Exercise task: Every record below is to be retyped exactly.
-- start Stored rows --
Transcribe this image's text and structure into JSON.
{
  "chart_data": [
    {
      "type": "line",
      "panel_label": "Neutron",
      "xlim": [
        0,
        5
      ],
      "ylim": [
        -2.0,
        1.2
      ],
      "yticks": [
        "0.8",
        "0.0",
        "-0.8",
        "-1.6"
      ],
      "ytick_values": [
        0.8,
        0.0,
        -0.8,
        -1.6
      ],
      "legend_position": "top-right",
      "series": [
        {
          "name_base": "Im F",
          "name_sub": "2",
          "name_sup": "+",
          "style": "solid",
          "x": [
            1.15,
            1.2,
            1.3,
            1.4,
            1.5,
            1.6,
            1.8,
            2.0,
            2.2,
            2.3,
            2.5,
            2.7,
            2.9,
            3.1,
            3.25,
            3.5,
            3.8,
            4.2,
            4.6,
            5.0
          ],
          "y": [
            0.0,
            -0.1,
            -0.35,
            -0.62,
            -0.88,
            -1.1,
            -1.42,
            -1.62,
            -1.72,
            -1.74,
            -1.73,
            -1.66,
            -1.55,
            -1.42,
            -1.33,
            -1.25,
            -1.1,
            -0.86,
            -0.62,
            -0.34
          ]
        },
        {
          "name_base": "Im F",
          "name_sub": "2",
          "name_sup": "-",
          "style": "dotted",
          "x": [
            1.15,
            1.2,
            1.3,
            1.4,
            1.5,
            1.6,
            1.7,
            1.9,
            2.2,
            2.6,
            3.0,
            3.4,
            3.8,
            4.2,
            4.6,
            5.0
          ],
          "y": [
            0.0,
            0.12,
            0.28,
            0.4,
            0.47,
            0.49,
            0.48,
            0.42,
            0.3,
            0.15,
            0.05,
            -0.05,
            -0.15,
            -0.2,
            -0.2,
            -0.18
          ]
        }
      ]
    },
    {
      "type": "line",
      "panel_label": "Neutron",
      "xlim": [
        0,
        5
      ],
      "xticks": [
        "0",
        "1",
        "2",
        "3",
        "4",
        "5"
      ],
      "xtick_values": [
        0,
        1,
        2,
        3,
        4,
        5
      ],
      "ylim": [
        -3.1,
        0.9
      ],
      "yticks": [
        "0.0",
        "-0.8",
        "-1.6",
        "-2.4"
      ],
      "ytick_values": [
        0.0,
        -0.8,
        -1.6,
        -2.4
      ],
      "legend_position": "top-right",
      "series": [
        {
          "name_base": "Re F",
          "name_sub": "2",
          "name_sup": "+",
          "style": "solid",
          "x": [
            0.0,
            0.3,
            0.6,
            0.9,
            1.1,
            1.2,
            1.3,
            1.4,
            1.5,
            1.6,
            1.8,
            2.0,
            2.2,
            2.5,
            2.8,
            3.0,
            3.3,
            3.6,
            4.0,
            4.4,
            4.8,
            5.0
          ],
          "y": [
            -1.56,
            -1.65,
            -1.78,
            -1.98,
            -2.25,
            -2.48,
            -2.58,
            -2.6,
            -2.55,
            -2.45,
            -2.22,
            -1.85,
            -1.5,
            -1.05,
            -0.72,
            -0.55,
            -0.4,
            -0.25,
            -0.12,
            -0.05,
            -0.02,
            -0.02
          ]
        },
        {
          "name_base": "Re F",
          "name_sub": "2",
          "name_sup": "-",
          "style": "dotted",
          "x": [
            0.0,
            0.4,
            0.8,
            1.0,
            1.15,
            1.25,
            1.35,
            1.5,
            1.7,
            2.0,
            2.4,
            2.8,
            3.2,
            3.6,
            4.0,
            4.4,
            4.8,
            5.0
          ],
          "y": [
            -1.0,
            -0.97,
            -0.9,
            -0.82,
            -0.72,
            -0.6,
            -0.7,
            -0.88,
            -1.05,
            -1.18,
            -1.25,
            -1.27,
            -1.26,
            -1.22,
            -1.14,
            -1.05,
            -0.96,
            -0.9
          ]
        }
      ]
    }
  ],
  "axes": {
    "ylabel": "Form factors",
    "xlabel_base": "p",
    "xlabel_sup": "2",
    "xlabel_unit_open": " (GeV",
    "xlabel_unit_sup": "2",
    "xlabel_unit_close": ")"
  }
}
-- end Stored rows --
Final result:
Transcribe this image's text and structure into JSON.
{
  "chart_data": [
    {
      "type": "line",
      "panel_label": "Neutron",
      "xlim": [
        0,
        5
      ],
      "ylim": [
        -2.0,
        1.2
      ],
      "yticks": [
        "0.8",
        "0.0",
        "-0.8",
        "-1.6"
      ],
      "ytick_values": [
        0.8,
        0.0,
        -0.8,
        -1.6
      ],
      "legend_position": "top-right",
      "series": [
        {
          "name_base": "Im F",
          "name_sub": "2",
          "name_sup": "+",
          "style": "solid",
          "x": [
            1.15,
            1.2,
            1.3,
            1.4,
            1.5,
            1.6,
            1.8,
            2.0,
            2.2,
            2.3,
            2.5,
            2.7,
            2.9,
            3.1,
            3.25,
            3.5,
            3.8,
            4.2,
            4.6,
            5.0
          ],
          "y": [
            0.0,
            -0.1,
            -0.35,
            -0.62,
            -0.88,
            -1.1,
            -1.42,
            -1.62,
            -1.72,
            -1.74,
            -1.73,
            -1.66,
            -1.55,
            -1.42,
            -1.33,
            -1.25,
            -1.1,
            -0.86,
            -0.62,
            -0.34
          ]
        },
        {
          "name_base": "Im F",
          "name_sub": "2",
          "name_sup": "-",
          "style": "dotted",
          "x": [
            1.15,
            1.2,
            1.3,
            1.4,
            1.5,
            1.6,
            1.7,
            1.9,
            2.2,
            2.6,
            3.0,
            3.4,
            3.8,
            4.2,
            4.6,
            5.0
          ],
          "y": [
            0.0,
            0.12,
            0.28,
            0.4,
            0.47,
            0.49,
            0.48,
            0.42,
            0.3,
            0.15,
            0.05,
            -0.05,
            -0.15,
            -0.2,
            -0.2,
            -0.18
          ]
        }
      ]
    },
    {
      "type": "line",
      "panel_label": "Neutron",
      "xlim": [
        0,
        5
      ],
      "xticks": [
        "0",
        "1",
        "2",
        "3",
        "4",
        "5"
      ],
      "xtick_values": [
        0,
        1,
        2,
        3,
        4,
        5
      ],
      "ylim": [
        -3.1,
        0.9
      ],
      "yticks": [
        "0.0",
        "-0.8",
        "-1.6",
        "-2.4"
      ],
      "ytick_values": [
        0.0,
        -0.8,
        -1.6,
        -2.4
      ],
      "legend_position": "top-right",
      "series": [
        {
          "name_base": "Re F",
          "name_sub": "2",
          "name_sup": "+",
          "style": "solid",
          "x": [
            0.0,
            0.3,
            0.6,
            0.9,
            1.1,
            1.2,
            1.3,
            1.4,
            1.5,
            1.6,
            1.8,
            2.0,
            2.2,
            2.5,
            2.8,
            3.0,
            3.3,
            3.6,
            4.0,
            4.4,
            4.8,
            5.0
          ],
          "y": [
            -1.56,
            -1.65,
            -1.78,
            -1.98,
            -2.25,
            -2.48,
            -2.58,
            -2.6,
            -2.55,
            -2.45,
            -2.22,
            -1.85,
            -1.5,
            -1.05,
            -0.72,
            -0.55,
            -0.4,
            -0.25,
            -0.12,
            -0.05,
            -0.02,
            -0.02
          ]
        },
        {
          "name_base": "Re F",
          "name_sub": "2",
          "name_sup": "-",
          "style": "dotted",
          "x": [
            0.0,
            0.4,
            0.8,
            1.0,
            1.15,
            1.25,
            1.35,
            1.5,
            1.7,
            2.0,
            2.4,
            2.8,
            3.2,
            3.6,
            4.0,
            4.4,
            4.8,
            5.0
          ],
          "y": [
            -1.0,
            -0.97,
            -0.9,
            -0.82,
            -0.72,
            -0.6,
            -0.7,
            -0.88,
            -1.05,
            -1.18,
            -1.25,
            -1.27,
            -1.26,
            -1.22,
            -1.14,
            -1.05,
            -0.96,
            -0.9
          ]
        }
      ]
    }
  ],
  "axes": {
    "ylabel": "Form factors",
    "xlabel_base": "p",
    "xlabel_sup": "2",
    "xlabel_unit_open": " (GeV",
    "xlabel_unit_sup": "2",
    "xlabel_unit_close": ")"
  }
}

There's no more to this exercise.